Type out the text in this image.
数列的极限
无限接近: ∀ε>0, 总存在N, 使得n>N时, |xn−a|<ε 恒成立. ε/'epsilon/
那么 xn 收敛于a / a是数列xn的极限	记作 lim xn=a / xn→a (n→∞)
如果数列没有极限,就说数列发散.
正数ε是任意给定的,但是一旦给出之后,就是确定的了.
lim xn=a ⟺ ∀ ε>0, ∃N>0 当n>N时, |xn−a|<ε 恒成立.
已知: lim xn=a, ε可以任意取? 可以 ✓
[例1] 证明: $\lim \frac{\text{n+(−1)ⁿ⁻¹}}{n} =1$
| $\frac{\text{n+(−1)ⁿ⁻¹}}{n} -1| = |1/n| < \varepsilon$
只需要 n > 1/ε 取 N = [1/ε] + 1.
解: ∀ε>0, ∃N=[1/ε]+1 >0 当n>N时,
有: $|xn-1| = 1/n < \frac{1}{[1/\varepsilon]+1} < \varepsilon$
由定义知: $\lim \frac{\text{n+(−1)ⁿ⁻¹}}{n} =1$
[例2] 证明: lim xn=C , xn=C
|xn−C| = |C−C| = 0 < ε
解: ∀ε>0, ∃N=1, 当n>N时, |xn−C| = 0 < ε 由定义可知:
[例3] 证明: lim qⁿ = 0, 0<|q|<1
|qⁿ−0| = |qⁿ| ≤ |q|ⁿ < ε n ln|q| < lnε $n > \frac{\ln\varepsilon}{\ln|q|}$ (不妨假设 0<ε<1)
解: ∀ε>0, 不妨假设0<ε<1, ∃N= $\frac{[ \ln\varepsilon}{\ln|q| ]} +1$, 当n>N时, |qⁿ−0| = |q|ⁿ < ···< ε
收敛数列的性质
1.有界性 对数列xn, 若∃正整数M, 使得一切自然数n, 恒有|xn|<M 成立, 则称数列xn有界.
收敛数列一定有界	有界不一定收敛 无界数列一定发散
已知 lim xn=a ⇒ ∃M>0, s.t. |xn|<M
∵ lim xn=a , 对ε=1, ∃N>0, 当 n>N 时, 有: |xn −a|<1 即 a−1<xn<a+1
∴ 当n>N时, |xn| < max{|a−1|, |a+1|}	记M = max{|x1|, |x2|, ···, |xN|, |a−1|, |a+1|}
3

* * *

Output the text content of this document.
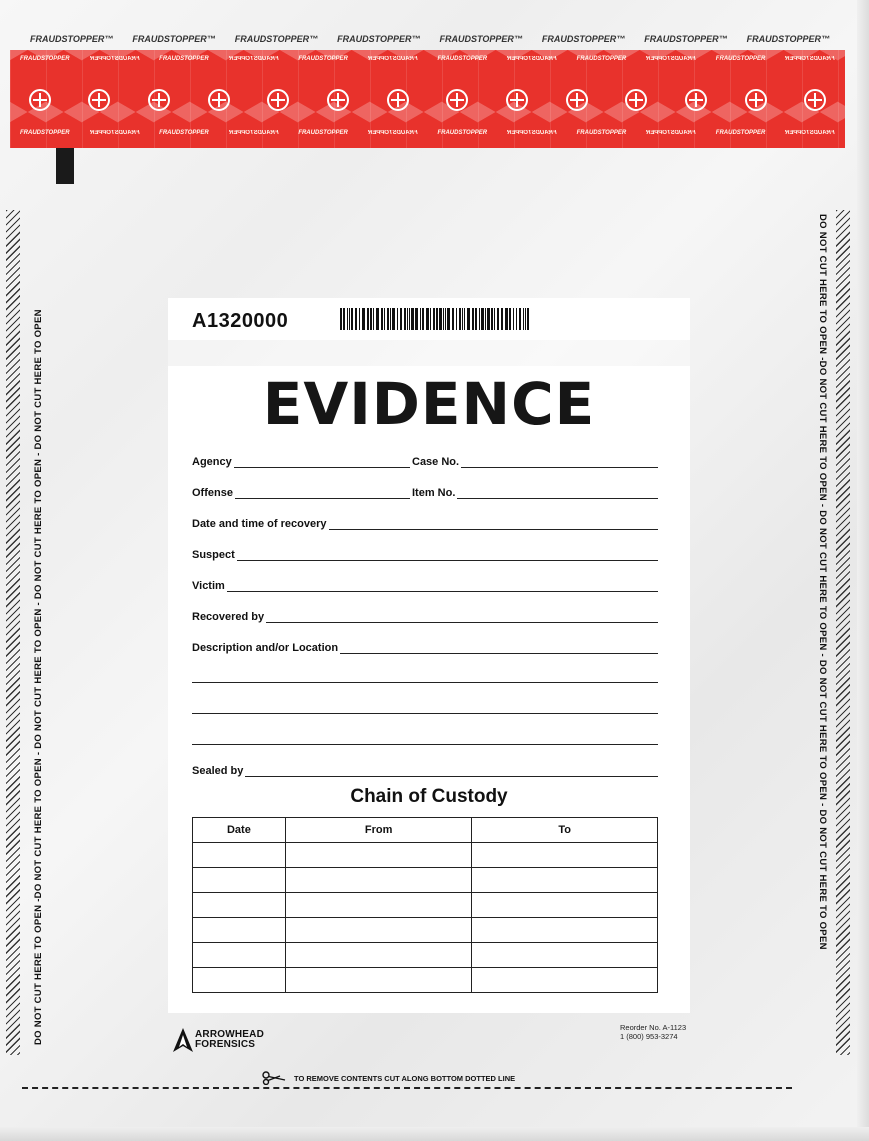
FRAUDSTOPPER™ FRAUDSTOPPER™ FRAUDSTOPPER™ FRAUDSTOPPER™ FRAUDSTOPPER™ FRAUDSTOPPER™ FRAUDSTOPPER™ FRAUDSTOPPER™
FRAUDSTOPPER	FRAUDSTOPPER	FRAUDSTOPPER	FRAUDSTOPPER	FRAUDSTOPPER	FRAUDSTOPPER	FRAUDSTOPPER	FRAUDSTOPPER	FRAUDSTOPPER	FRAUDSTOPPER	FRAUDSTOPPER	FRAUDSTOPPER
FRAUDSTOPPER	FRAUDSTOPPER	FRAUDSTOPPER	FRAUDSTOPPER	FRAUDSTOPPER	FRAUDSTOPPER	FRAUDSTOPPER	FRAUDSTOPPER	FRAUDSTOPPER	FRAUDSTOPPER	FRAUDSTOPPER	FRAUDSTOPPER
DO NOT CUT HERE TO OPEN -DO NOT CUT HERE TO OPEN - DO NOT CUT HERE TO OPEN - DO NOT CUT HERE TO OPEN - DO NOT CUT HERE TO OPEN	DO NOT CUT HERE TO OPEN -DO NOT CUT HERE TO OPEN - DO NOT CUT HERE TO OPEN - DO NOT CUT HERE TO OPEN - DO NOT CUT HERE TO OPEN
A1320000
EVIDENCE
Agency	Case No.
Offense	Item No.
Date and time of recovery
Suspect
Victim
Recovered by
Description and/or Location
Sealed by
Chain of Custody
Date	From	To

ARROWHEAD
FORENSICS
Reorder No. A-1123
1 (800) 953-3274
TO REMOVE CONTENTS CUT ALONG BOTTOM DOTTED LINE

Written instruction:
Copy each line of the records that contains the word "this".

Task output:
Type out the text in this image.
Output the text content of this document.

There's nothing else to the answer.